Given request: Write out the entire listing below exactly as it appears, minus any pictures.

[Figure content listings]
[start]

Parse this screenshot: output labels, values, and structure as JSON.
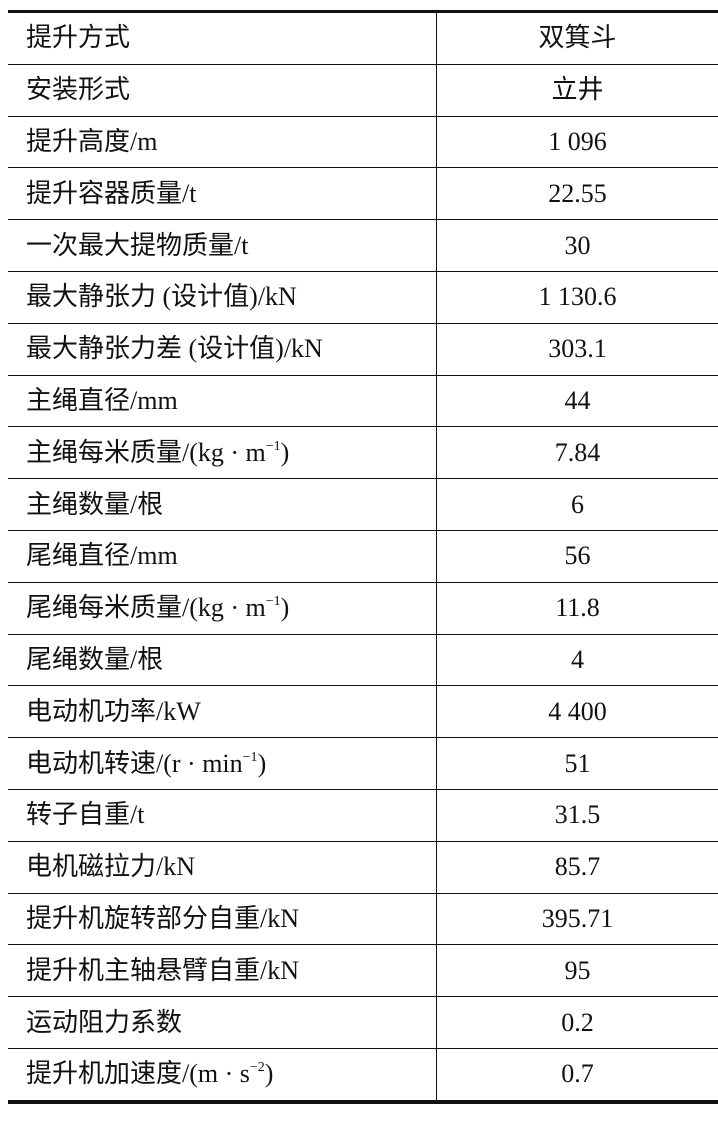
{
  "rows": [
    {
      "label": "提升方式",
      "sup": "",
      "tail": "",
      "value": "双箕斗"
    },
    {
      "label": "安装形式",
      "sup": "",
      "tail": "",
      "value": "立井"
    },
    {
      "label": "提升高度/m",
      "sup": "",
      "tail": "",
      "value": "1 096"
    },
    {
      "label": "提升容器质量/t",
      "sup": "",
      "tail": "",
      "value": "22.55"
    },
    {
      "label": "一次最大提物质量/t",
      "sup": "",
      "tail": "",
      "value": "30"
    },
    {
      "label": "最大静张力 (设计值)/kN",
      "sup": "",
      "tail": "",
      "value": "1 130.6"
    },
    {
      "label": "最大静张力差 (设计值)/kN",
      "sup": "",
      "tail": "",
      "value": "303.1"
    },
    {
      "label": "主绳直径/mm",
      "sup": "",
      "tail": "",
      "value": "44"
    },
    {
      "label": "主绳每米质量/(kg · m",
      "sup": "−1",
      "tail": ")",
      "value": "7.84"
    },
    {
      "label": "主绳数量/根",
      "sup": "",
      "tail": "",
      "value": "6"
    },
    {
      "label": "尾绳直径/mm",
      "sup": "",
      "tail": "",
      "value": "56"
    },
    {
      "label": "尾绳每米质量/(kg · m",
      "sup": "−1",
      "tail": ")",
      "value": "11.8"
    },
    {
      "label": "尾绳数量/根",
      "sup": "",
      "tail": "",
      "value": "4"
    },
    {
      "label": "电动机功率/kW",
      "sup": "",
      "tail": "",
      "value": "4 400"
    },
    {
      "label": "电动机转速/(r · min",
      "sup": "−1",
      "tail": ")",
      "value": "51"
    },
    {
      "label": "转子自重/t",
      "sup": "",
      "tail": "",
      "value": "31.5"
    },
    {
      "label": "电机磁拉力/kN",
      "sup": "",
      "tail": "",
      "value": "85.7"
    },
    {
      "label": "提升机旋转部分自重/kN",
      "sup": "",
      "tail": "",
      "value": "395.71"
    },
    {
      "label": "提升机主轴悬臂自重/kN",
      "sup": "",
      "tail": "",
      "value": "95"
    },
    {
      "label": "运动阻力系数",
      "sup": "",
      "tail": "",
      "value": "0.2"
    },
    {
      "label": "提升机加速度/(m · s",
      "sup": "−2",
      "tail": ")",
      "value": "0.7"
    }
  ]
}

[end]

Exercise response:
Parse this screenshot: output labels, values, and structure as JSON.
{
  "rows": [
    {
      "label": "提升方式",
      "sup": "",
      "tail": "",
      "value": "双箕斗"
    },
    {
      "label": "安装形式",
      "sup": "",
      "tail": "",
      "value": "立井"
    },
    {
      "label": "提升高度/m",
      "sup": "",
      "tail": "",
      "value": "1 096"
    },
    {
      "label": "提升容器质量/t",
      "sup": "",
      "tail": "",
      "value": "22.55"
    },
    {
      "label": "一次最大提物质量/t",
      "sup": "",
      "tail": "",
      "value": "30"
    },
    {
      "label": "最大静张力 (设计值)/kN",
      "sup": "",
      "tail": "",
      "value": "1 130.6"
    },
    {
      "label": "最大静张力差 (设计值)/kN",
      "sup": "",
      "tail": "",
      "value": "303.1"
    },
    {
      "label": "主绳直径/mm",
      "sup": "",
      "tail": "",
      "value": "44"
    },
    {
      "label": "主绳每米质量/(kg · m",
      "sup": "−1",
      "tail": ")",
      "value": "7.84"
    },
    {
      "label": "主绳数量/根",
      "sup": "",
      "tail": "",
      "value": "6"
    },
    {
      "label": "尾绳直径/mm",
      "sup": "",
      "tail": "",
      "value": "56"
    },
    {
      "label": "尾绳每米质量/(kg · m",
      "sup": "−1",
      "tail": ")",
      "value": "11.8"
    },
    {
      "label": "尾绳数量/根",
      "sup": "",
      "tail": "",
      "value": "4"
    },
    {
      "label": "电动机功率/kW",
      "sup": "",
      "tail": "",
      "value": "4 400"
    },
    {
      "label": "电动机转速/(r · min",
      "sup": "−1",
      "tail": ")",
      "value": "51"
    },
    {
      "label": "转子自重/t",
      "sup": "",
      "tail": "",
      "value": "31.5"
    },
    {
      "label": "电机磁拉力/kN",
      "sup": "",
      "tail": "",
      "value": "85.7"
    },
    {
      "label": "提升机旋转部分自重/kN",
      "sup": "",
      "tail": "",
      "value": "395.71"
    },
    {
      "label": "提升机主轴悬臂自重/kN",
      "sup": "",
      "tail": "",
      "value": "95"
    },
    {
      "label": "运动阻力系数",
      "sup": "",
      "tail": "",
      "value": "0.2"
    },
    {
      "label": "提升机加速度/(m · s",
      "sup": "−2",
      "tail": ")",
      "value": "0.7"
    }
  ]
}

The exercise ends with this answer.